YOUR INSTRUCTIONS:
All entries are to be quoted exactly; the images stay out of the copy.

DATA SUPPLIED:
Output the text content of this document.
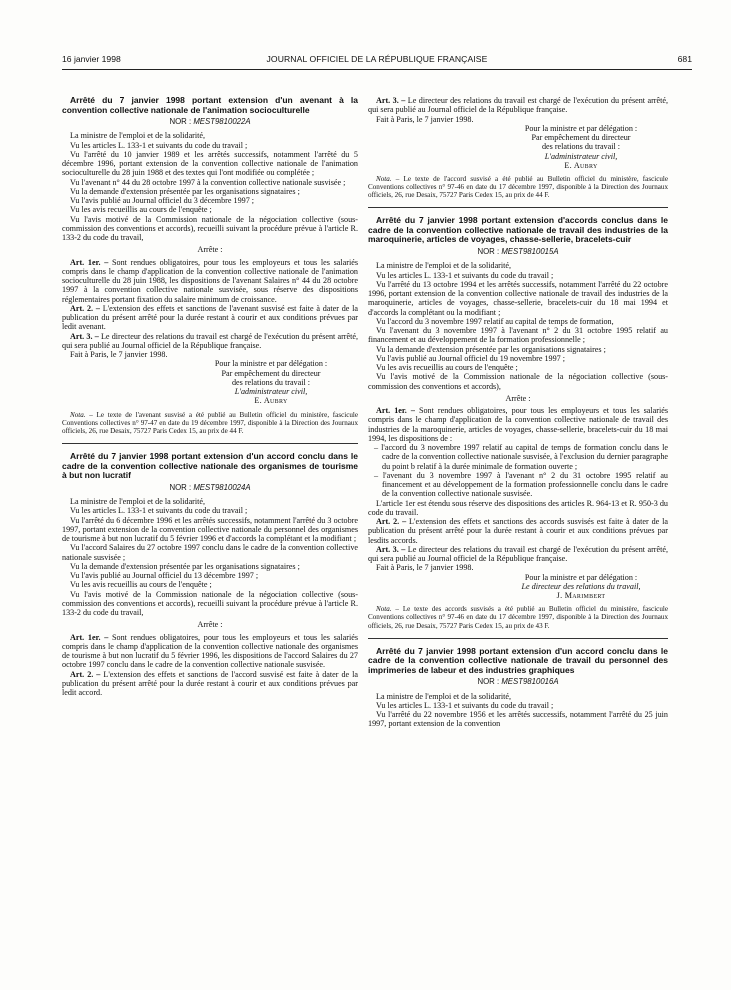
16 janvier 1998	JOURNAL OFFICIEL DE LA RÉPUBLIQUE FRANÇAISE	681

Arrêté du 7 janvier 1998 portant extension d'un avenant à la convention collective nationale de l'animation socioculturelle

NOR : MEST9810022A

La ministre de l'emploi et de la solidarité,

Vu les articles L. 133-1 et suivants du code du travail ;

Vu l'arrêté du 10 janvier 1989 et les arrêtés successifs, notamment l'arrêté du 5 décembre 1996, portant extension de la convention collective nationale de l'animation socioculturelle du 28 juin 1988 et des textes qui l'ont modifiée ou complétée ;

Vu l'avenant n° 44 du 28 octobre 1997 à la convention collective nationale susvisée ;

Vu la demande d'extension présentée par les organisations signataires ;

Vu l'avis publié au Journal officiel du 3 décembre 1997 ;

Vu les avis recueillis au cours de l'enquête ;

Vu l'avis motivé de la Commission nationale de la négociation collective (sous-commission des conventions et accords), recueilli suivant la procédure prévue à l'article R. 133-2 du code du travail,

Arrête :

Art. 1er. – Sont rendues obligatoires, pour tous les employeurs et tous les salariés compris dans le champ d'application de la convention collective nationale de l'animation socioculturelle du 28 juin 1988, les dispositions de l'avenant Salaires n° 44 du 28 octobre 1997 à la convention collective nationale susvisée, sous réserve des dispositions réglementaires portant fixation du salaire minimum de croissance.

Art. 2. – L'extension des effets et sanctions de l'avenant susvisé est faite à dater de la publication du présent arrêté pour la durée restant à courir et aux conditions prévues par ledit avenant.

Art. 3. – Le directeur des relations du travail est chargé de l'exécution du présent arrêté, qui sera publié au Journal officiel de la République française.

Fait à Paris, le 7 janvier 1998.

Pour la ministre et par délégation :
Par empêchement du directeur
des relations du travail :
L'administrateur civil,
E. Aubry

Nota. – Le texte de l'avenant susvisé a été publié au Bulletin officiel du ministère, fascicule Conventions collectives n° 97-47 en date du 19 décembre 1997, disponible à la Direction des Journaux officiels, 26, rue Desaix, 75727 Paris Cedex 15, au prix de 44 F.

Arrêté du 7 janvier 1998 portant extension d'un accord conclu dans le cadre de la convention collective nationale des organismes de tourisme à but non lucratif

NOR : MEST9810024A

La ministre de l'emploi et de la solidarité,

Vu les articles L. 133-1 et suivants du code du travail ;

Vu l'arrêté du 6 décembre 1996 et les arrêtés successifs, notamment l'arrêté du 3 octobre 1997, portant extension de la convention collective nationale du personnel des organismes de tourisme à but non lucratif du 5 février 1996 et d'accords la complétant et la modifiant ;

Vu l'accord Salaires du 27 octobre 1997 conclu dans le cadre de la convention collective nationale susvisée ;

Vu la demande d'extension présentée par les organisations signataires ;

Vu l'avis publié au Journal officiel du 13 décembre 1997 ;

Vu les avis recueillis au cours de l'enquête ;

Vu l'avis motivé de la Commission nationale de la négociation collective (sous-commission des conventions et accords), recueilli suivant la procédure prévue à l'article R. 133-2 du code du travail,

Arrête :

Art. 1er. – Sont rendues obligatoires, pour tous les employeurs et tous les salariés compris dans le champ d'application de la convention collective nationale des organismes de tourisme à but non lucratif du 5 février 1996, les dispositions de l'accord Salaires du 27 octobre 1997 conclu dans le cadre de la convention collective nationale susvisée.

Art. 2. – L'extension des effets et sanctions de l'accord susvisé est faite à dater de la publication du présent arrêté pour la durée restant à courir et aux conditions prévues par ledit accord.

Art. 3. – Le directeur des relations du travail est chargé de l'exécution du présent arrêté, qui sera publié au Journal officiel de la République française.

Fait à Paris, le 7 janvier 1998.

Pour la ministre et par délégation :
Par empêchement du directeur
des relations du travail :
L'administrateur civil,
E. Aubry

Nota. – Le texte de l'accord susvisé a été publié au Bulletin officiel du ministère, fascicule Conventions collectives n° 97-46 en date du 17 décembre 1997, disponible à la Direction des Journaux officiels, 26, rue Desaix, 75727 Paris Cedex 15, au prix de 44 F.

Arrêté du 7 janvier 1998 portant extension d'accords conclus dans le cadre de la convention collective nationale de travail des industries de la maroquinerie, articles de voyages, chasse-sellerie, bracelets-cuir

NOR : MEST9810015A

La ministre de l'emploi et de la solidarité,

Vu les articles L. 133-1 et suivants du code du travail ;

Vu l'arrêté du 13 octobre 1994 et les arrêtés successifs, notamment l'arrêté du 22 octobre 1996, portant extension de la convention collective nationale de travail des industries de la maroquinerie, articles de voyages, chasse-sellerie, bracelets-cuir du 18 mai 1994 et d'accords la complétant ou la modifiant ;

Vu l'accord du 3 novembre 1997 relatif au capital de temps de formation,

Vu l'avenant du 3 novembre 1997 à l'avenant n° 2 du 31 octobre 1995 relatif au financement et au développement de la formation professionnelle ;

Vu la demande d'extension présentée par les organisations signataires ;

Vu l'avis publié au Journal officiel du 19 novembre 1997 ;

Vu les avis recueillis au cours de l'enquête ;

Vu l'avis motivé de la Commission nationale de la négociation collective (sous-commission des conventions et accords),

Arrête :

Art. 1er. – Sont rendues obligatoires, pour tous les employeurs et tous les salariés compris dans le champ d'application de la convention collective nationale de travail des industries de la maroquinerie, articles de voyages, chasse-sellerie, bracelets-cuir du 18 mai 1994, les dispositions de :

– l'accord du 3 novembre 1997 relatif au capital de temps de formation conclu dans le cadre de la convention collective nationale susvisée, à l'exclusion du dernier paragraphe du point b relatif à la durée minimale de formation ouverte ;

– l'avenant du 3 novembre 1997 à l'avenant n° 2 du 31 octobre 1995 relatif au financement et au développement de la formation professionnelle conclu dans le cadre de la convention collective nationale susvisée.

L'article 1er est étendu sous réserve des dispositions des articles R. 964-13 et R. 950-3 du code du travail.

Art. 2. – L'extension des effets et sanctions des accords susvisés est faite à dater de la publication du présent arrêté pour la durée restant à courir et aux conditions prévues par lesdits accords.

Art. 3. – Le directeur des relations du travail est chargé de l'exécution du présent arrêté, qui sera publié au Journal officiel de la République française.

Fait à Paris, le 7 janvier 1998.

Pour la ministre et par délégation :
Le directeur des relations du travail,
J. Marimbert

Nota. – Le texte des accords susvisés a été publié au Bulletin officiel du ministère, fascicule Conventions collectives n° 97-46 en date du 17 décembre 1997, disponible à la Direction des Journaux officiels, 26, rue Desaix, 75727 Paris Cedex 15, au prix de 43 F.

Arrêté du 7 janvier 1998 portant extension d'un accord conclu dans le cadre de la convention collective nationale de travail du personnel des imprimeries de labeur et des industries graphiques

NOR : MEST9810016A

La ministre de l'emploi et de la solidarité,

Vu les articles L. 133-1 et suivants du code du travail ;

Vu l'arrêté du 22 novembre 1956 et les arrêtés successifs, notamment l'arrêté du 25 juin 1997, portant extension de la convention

WRITTEN RESPONSE:
Output the text content of this document.
16 janvier 1998	JOURNAL OFFICIEL DE LA RÉPUBLIQUE FRANÇAISE	681

Arrêté du 7 janvier 1998 portant extension d'un avenant à la convention collective nationale de l'animation socioculturelle

NOR : MEST9810022A

La ministre de l'emploi et de la solidarité,

Vu les articles L. 133-1 et suivants du code du travail ;

Vu l'arrêté du 10 janvier 1989 et les arrêtés successifs, notamment l'arrêté du 5 décembre 1996, portant extension de la convention collective nationale de l'animation socioculturelle du 28 juin 1988 et des textes qui l'ont modifiée ou complétée ;

Vu l'avenant n° 44 du 28 octobre 1997 à la convention collective nationale susvisée ;

Vu la demande d'extension présentée par les organisations signataires ;

Vu l'avis publié au Journal officiel du 3 décembre 1997 ;

Vu les avis recueillis au cours de l'enquête ;

Vu l'avis motivé de la Commission nationale de la négociation collective (sous-commission des conventions et accords), recueilli suivant la procédure prévue à l'article R. 133-2 du code du travail,

Arrête :

Art. 1er. – Sont rendues obligatoires, pour tous les employeurs et tous les salariés compris dans le champ d'application de la convention collective nationale de l'animation socioculturelle du 28 juin 1988, les dispositions de l'avenant Salaires n° 44 du 28 octobre 1997 à la convention collective nationale susvisée, sous réserve des dispositions réglementaires portant fixation du salaire minimum de croissance.

Art. 2. – L'extension des effets et sanctions de l'avenant susvisé est faite à dater de la publication du présent arrêté pour la durée restant à courir et aux conditions prévues par ledit avenant.

Art. 3. – Le directeur des relations du travail est chargé de l'exécution du présent arrêté, qui sera publié au Journal officiel de la République française.

Fait à Paris, le 7 janvier 1998.

Pour la ministre et par délégation :
Par empêchement du directeur
des relations du travail :
L'administrateur civil,
E. Aubry

Nota. – Le texte de l'avenant susvisé a été publié au Bulletin officiel du ministère, fascicule Conventions collectives n° 97-47 en date du 19 décembre 1997, disponible à la Direction des Journaux officiels, 26, rue Desaix, 75727 Paris Cedex 15, au prix de 44 F.

Arrêté du 7 janvier 1998 portant extension d'un accord conclu dans le cadre de la convention collective nationale des organismes de tourisme à but non lucratif

NOR : MEST9810024A

La ministre de l'emploi et de la solidarité,

Vu les articles L. 133-1 et suivants du code du travail ;

Vu l'arrêté du 6 décembre 1996 et les arrêtés successifs, notamment l'arrêté du 3 octobre 1997, portant extension de la convention collective nationale du personnel des organismes de tourisme à but non lucratif du 5 février 1996 et d'accords la complétant et la modifiant ;

Vu l'accord Salaires du 27 octobre 1997 conclu dans le cadre de la convention collective nationale susvisée ;

Vu la demande d'extension présentée par les organisations signataires ;

Vu l'avis publié au Journal officiel du 13 décembre 1997 ;

Vu les avis recueillis au cours de l'enquête ;

Vu l'avis motivé de la Commission nationale de la négociation collective (sous-commission des conventions et accords), recueilli suivant la procédure prévue à l'article R. 133-2 du code du travail,

Arrête :

Art. 1er. – Sont rendues obligatoires, pour tous les employeurs et tous les salariés compris dans le champ d'application de la convention collective nationale des organismes de tourisme à but non lucratif du 5 février 1996, les dispositions de l'accord Salaires du 27 octobre 1997 conclu dans le cadre de la convention collective nationale susvisée.

Art. 2. – L'extension des effets et sanctions de l'accord susvisé est faite à dater de la publication du présent arrêté pour la durée restant à courir et aux conditions prévues par ledit accord.

Art. 3. – Le directeur des relations du travail est chargé de l'exécution du présent arrêté, qui sera publié au Journal officiel de la République française.

Fait à Paris, le 7 janvier 1998.

Pour la ministre et par délégation :
Par empêchement du directeur
des relations du travail :
L'administrateur civil,
E. Aubry

Nota. – Le texte de l'accord susvisé a été publié au Bulletin officiel du ministère, fascicule Conventions collectives n° 97-46 en date du 17 décembre 1997, disponible à la Direction des Journaux officiels, 26, rue Desaix, 75727 Paris Cedex 15, au prix de 44 F.

Arrêté du 7 janvier 1998 portant extension d'accords conclus dans le cadre de la convention collective nationale de travail des industries de la maroquinerie, articles de voyages, chasse-sellerie, bracelets-cuir

NOR : MEST9810015A

La ministre de l'emploi et de la solidarité,

Vu les articles L. 133-1 et suivants du code du travail ;

Vu l'arrêté du 13 octobre 1994 et les arrêtés successifs, notamment l'arrêté du 22 octobre 1996, portant extension de la convention collective nationale de travail des industries de la maroquinerie, articles de voyages, chasse-sellerie, bracelets-cuir du 18 mai 1994 et d'accords la complétant ou la modifiant ;

Vu l'accord du 3 novembre 1997 relatif au capital de temps de formation,

Vu l'avenant du 3 novembre 1997 à l'avenant n° 2 du 31 octobre 1995 relatif au financement et au développement de la formation professionnelle ;

Vu la demande d'extension présentée par les organisations signataires ;

Vu l'avis publié au Journal officiel du 19 novembre 1997 ;

Vu les avis recueillis au cours de l'enquête ;

Vu l'avis motivé de la Commission nationale de la négociation collective (sous-commission des conventions et accords),

Arrête :

Art. 1er. – Sont rendues obligatoires, pour tous les employeurs et tous les salariés compris dans le champ d'application de la convention collective nationale de travail des industries de la maroquinerie, articles de voyages, chasse-sellerie, bracelets-cuir du 18 mai 1994, les dispositions de :

– l'accord du 3 novembre 1997 relatif au capital de temps de formation conclu dans le cadre de la convention collective nationale susvisée, à l'exclusion du dernier paragraphe du point b relatif à la durée minimale de formation ouverte ;

– l'avenant du 3 novembre 1997 à l'avenant n° 2 du 31 octobre 1995 relatif au financement et au développement de la formation professionnelle conclu dans le cadre de la convention collective nationale susvisée.

L'article 1er est étendu sous réserve des dispositions des articles R. 964-13 et R. 950-3 du code du travail.

Art. 2. – L'extension des effets et sanctions des accords susvisés est faite à dater de la publication du présent arrêté pour la durée restant à courir et aux conditions prévues par lesdits accords.

Art. 3. – Le directeur des relations du travail est chargé de l'exécution du présent arrêté, qui sera publié au Journal officiel de la République française.

Fait à Paris, le 7 janvier 1998.

Pour la ministre et par délégation :
Le directeur des relations du travail,
J. Marimbert

Nota. – Le texte des accords susvisés a été publié au Bulletin officiel du ministère, fascicule Conventions collectives n° 97-46 en date du 17 décembre 1997, disponible à la Direction des Journaux officiels, 26, rue Desaix, 75727 Paris Cedex 15, au prix de 43 F.

Arrêté du 7 janvier 1998 portant extension d'un accord conclu dans le cadre de la convention collective nationale de travail du personnel des imprimeries de labeur et des industries graphiques

NOR : MEST9810016A

La ministre de l'emploi et de la solidarité,

Vu les articles L. 133-1 et suivants du code du travail ;

Vu l'arrêté du 22 novembre 1956 et les arrêtés successifs, notamment l'arrêté du 25 juin 1997, portant extension de la convention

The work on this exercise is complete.